__TASK DESCRIPTION__: What is the count of lines in the listing below that hold the string "document"? Reply with that number alone.

━━━ INPUT ROWS

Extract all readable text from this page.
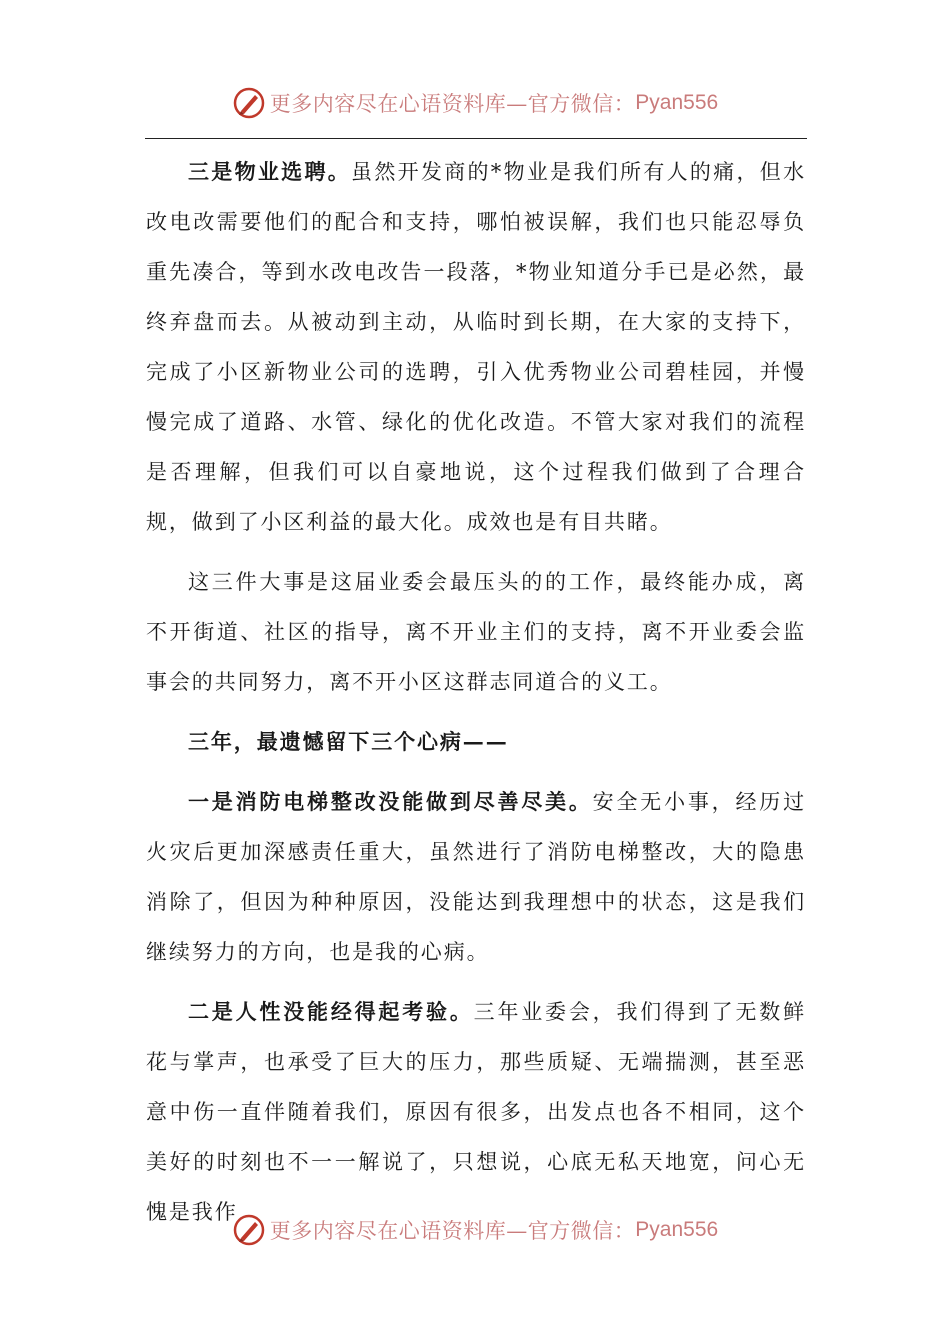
更多内容尽在心语资料库—官方微信： Pyan556

三是物业选聘。虽然开发商的*物业是我们所有人的痛，但水改电改需要他们的配合和支持，哪怕被误解，我们也只能忍辱负重先凑合，等到水改电改告一段落，*物业知道分手已是必然，最终弃盘而去。从被动到主动，从临时到长期，在大家的支持下，完成了小区新物业公司的选聘，引入优秀物业公司碧桂园，并慢慢完成了道路、水管、绿化的优化改造。不管大家对我们的流程是否理解，但我们可以自豪地说，这个过程我们做到了合理合规，做到了小区利益的最大化。成效也是有目共睹。

这三件大事是这届业委会最压头的的工作，最终能办成，离不开街道、社区的指导，离不开业主们的支持，离不开业委会监事会的共同努力，离不开小区这群志同道合的义工。

三年，最遗憾留下三个心病——

一是消防电梯整改没能做到尽善尽美。安全无小事，经历过火灾后更加深感责任重大，虽然进行了消防电梯整改，大的隐患消除了，但因为种种原因，没能达到我理想中的状态，这是我们继续努力的方向，也是我的心病。

二是人性没能经得起考验。三年业委会，我们得到了无数鲜花与掌声，也承受了巨大的压力，那些质疑、无端揣测，甚至恶意中伤一直伴随着我们，原因有很多，出发点也各不相同，这个美好的时刻也不一一解说了，只想说，心底无私天地宽，问心无愧是我作

更多内容尽在心语资料库—官方微信： Pyan556
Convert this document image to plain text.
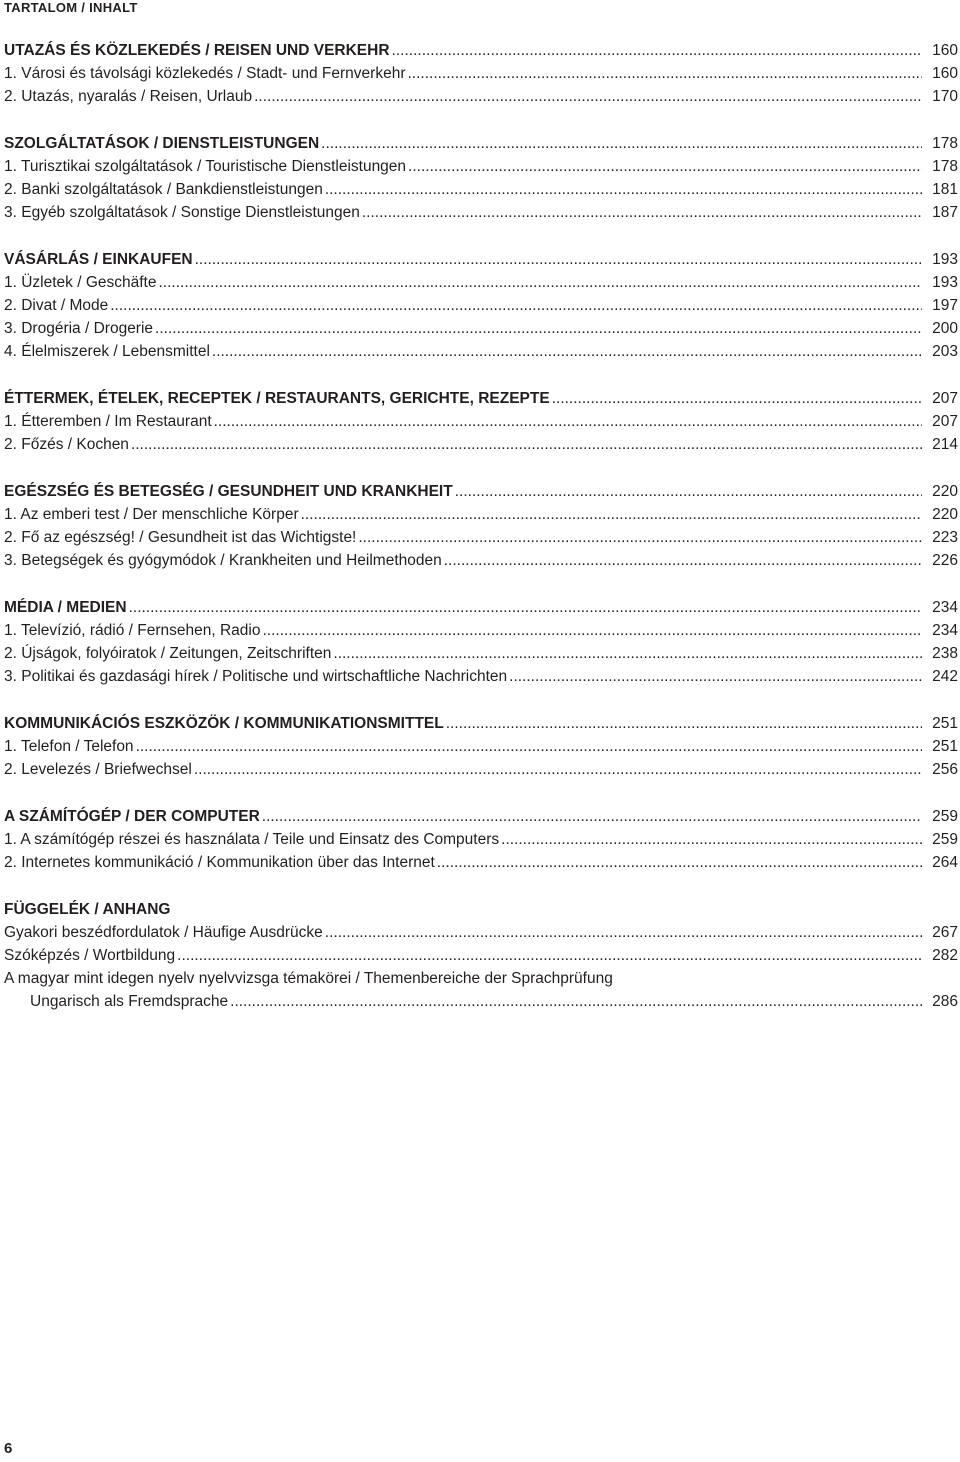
TARTALOM / INHALT
UTAZÁS ÉS KÖZLEKEDÉS / REISEN UND VERKEHR .....	160
1. Városi és távolsági közlekedés / Stadt- und Fernverkehr .....	160
2. Utazás, nyaralás / Reisen, Urlaub .....	170
SZOLGÁLTATÁSOK / DIENSTLEISTUNGEN .....	178
1. Turisztikai szolgáltatások / Touristische Dienstleistungen .....	178
2. Banki szolgáltatások / Bankdienstleistungen .....	181
3. Egyéb szolgáltatások / Sonstige Dienstleistungen .....	187
VÁSÁRLÁS / EINKAUFEN .....	193
1. Üzletek / Geschäfte .....	193
2. Divat / Mode .....	197
3. Drogéria / Drogerie .....	200
4. Élelmiszerek / Lebensmittel .....	203
ÉTTERMEK, ÉTELEK, RECEPTEK / RESTAURANTS, GERICHTE, REZEPTE .....	207
1. Étteremben / Im Restaurant .....	207
2. Főzés / Kochen .....	214
EGÉSZSÉG ÉS BETEGSÉG / GESUNDHEIT UND KRANKHEIT .....	220
1. Az emberi test / Der menschliche Körper .....	220
2. Fő az egészség! / Gesundheit ist das Wichtigste! .....	223
3. Betegségek és gyógymódok / Krankheiten und Heilmethoden .....	226
MÉDIA / MEDIEN .....	234
1. Televízió, rádió / Fernsehen, Radio .....	234
2. Újságok, folyóiratok / Zeitungen, Zeitschriften .....	238
3. Politikai és gazdasági hírek / Politische und wirtschaftliche Nachrichten .....	242
KOMMUNIKÁCIÓS ESZKÖZÖK / KOMMUNIKATIONSMITTEL .....	251
1. Telefon / Telefon .....	251
2. Levelezés / Briefwechsel .....	256
A SZÁMÍTÓGÉP / DER COMPUTER .....	259
1. A számítógép részei és használata / Teile und Einsatz des Computers .....	259
2. Internetes kommunikáció / Kommunikation über das Internet .....	264
FÜGGELÉK / ANHANG
Gyakori beszédfordulatok / Häufige Ausdrücke .....	267
Szóképzés / Wortbildung .....	282
A magyar mint idegen nyelv nyelvvizsga témakörei / Themenbereiche der Sprachprüfung
Ungarisch als Fremdsprache .....	286
6
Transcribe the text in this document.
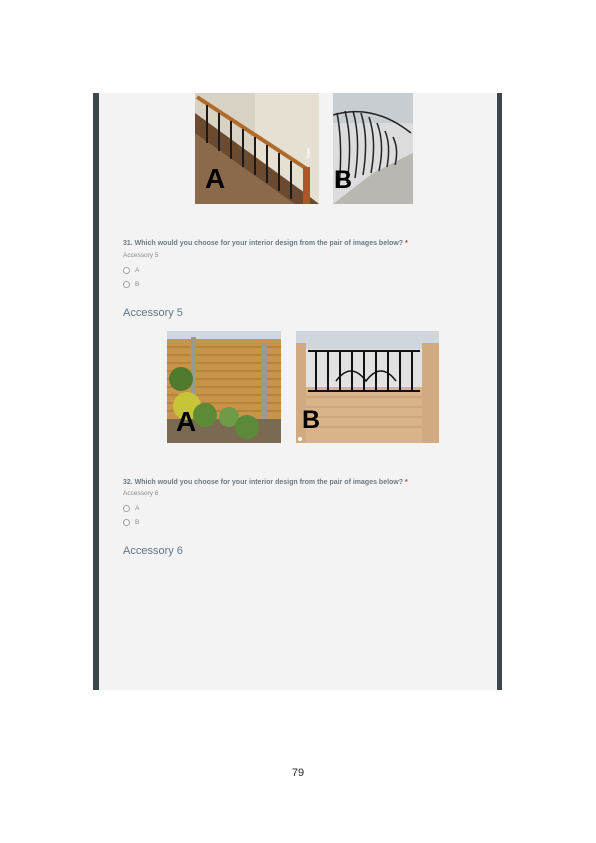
A	B
31. Which would you choose for your interior design from the pair of images below? *
Accessory 5
A
B
Accessory 5
A	B
32. Which would you choose for your interior design from the pair of images below? *
Accessory 6
A
B
Accessory 6
79
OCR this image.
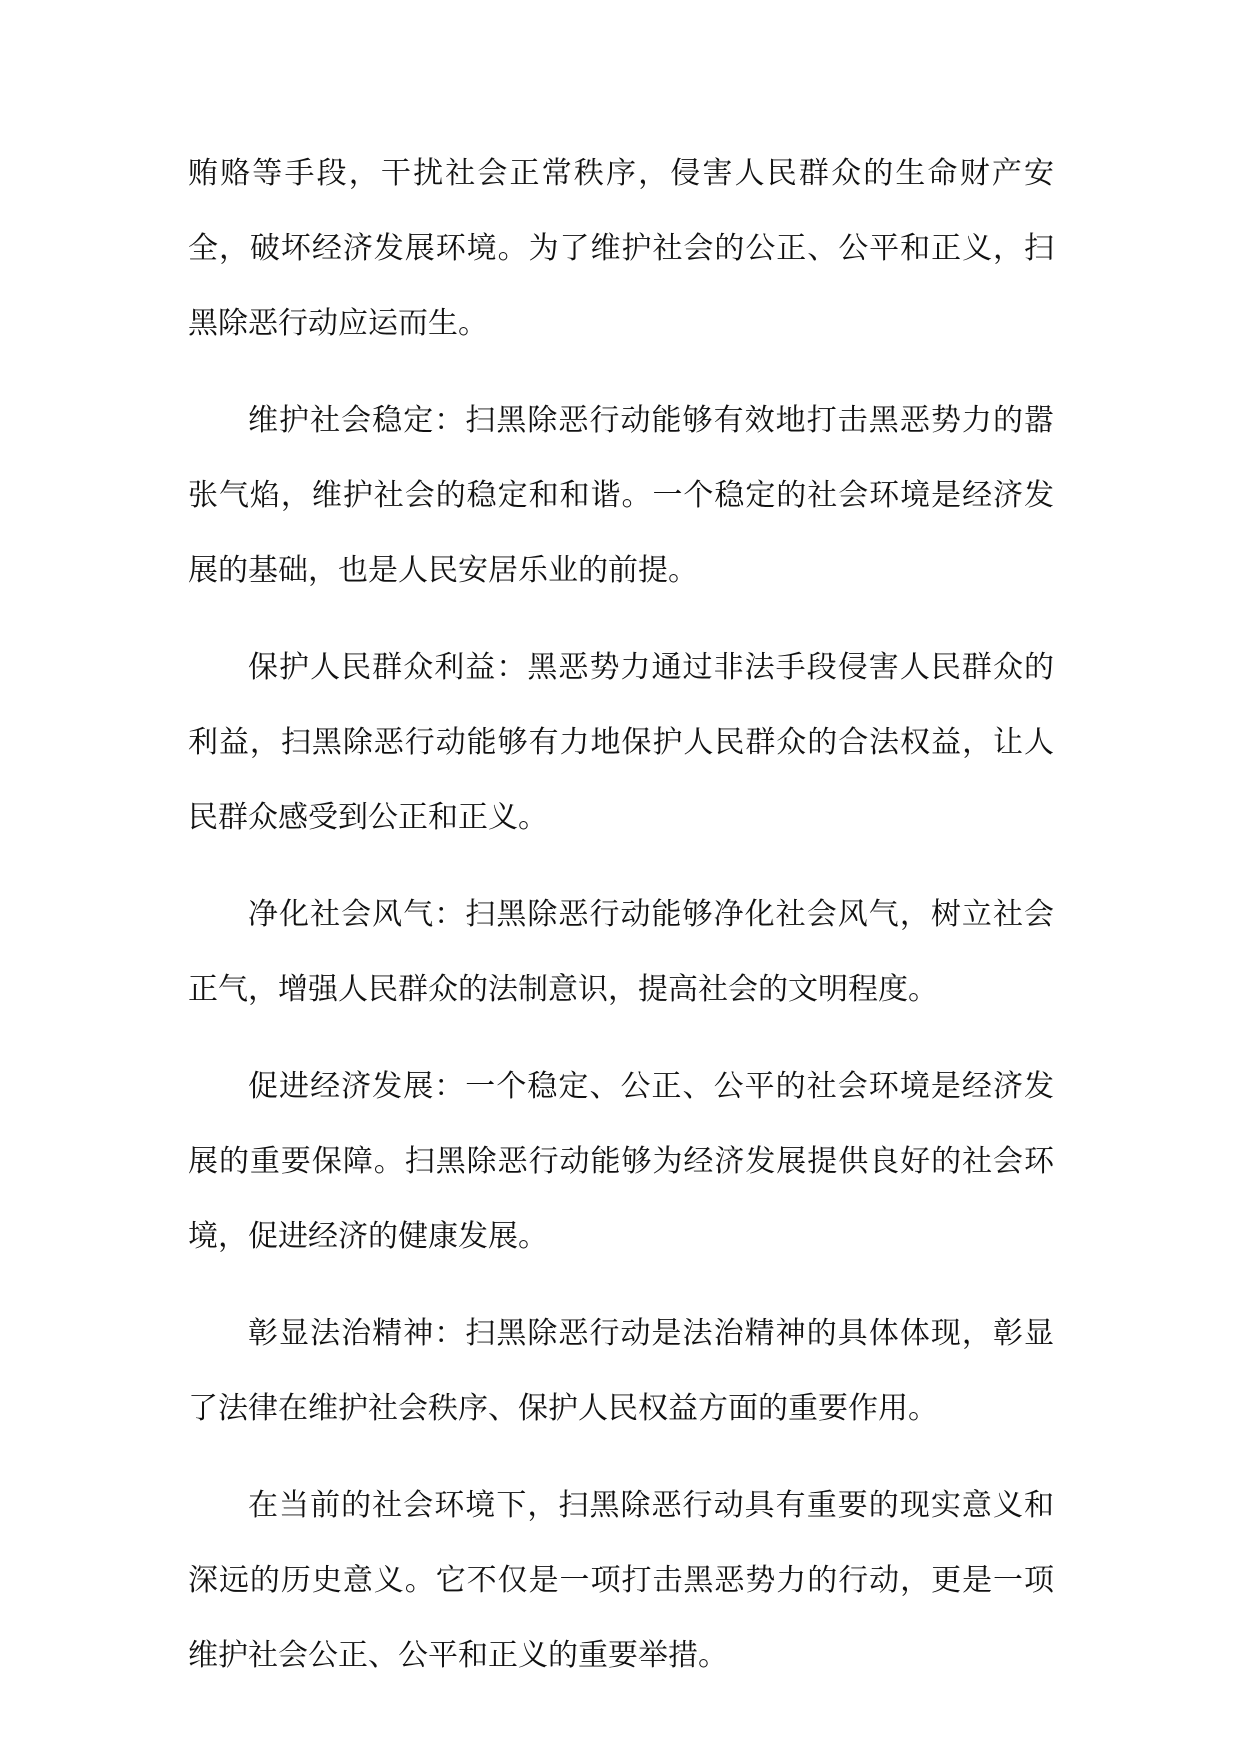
贿赂等手段，干扰社会正常秩序，侵害人民群众的生命财产安全，破坏经济发展环境。为了维护社会的公正、公平和正义，扫黑除恶行动应运而生。

维护社会稳定：扫黑除恶行动能够有效地打击黑恶势力的嚣张气焰，维护社会的稳定和和谐。一个稳定的社会环境是经济发展的基础，也是人民安居乐业的前提。

保护人民群众利益：黑恶势力通过非法手段侵害人民群众的利益，扫黑除恶行动能够有力地保护人民群众的合法权益，让人民群众感受到公正和正义。

净化社会风气：扫黑除恶行动能够净化社会风气，树立社会正气，增强人民群众的法制意识，提高社会的文明程度。

促进经济发展：一个稳定、公正、公平的社会环境是经济发展的重要保障。扫黑除恶行动能够为经济发展提供良好的社会环境，促进经济的健康发展。

彰显法治精神：扫黑除恶行动是法治精神的具体体现，彰显了法律在维护社会秩序、保护人民权益方面的重要作用。

在当前的社会环境下，扫黑除恶行动具有重要的现实意义和深远的历史意义。它不仅是一项打击黑恶势力的行动，更是一项维护社会公正、公平和正义的重要举措。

━━━━━━

__RESPONSE__: 2